──────── Available records ────────

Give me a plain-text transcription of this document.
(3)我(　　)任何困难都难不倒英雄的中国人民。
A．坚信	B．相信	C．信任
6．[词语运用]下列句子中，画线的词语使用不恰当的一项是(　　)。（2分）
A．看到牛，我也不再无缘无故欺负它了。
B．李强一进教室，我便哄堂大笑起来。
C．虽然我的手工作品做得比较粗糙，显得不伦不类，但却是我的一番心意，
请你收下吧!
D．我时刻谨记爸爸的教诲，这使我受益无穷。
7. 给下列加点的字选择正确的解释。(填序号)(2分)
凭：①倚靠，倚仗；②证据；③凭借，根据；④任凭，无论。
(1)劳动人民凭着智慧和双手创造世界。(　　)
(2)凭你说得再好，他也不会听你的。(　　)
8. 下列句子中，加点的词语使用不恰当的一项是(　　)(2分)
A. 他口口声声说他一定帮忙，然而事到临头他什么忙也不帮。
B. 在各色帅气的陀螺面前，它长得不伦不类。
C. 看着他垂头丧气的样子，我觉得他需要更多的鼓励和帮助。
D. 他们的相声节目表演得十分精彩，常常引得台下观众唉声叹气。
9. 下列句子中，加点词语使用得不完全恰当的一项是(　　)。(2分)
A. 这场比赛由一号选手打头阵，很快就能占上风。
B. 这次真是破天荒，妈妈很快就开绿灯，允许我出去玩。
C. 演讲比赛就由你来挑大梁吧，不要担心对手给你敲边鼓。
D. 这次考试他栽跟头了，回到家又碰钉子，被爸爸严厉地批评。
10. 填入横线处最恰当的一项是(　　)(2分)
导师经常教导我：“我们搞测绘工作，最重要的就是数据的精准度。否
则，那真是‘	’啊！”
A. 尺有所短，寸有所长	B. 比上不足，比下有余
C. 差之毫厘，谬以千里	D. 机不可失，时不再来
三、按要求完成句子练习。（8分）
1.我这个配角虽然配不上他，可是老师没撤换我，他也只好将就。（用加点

────────

▶ Exercise brief:
Output the records verbatim, from the first line to the last.

▶ Answer:
Give me a plain-text transcription of this document.
(3)我(　　)任何困难都难不倒英雄的中国人民。
A．坚信	B．相信	C．信任
6．[词语运用]下列句子中，画线的词语使用不恰当的一项是(　　)。（2分）
A．看到牛，我也不再无缘无故欺负它了。
B．李强一进教室，我便哄堂大笑起来。
C．虽然我的手工作品做得比较粗糙，显得不伦不类，但却是我的一番心意，
请你收下吧!
D．我时刻谨记爸爸的教诲，这使我受益无穷。
7. 给下列加点的字选择正确的解释。(填序号)(2分)
凭：①倚靠，倚仗；②证据；③凭借，根据；④任凭，无论。
(1)劳动人民凭着智慧和双手创造世界。(　　)
(2)凭你说得再好，他也不会听你的。(　　)
8. 下列句子中，加点的词语使用不恰当的一项是(　　)(2分)
A. 他口口声声说他一定帮忙，然而事到临头他什么忙也不帮。
B. 在各色帅气的陀螺面前，它长得不伦不类。
C. 看着他垂头丧气的样子，我觉得他需要更多的鼓励和帮助。
D. 他们的相声节目表演得十分精彩，常常引得台下观众唉声叹气。
9. 下列句子中，加点词语使用得不完全恰当的一项是(　　)。(2分)
A. 这场比赛由一号选手打头阵，很快就能占上风。
B. 这次真是破天荒，妈妈很快就开绿灯，允许我出去玩。
C. 演讲比赛就由你来挑大梁吧，不要担心对手给你敲边鼓。
D. 这次考试他栽跟头了，回到家又碰钉子，被爸爸严厉地批评。
10. 填入横线处最恰当的一项是(　　)(2分)
导师经常教导我：“我们搞测绘工作，最重要的就是数据的精准度。否
则，那真是‘	’啊！”
A. 尺有所短，寸有所长	B. 比上不足，比下有余
C. 差之毫厘，谬以千里	D. 机不可失，时不再来
三、按要求完成句子练习。（8分）
1.我这个配角虽然配不上他，可是老师没撤换我，他也只好将就。（用加点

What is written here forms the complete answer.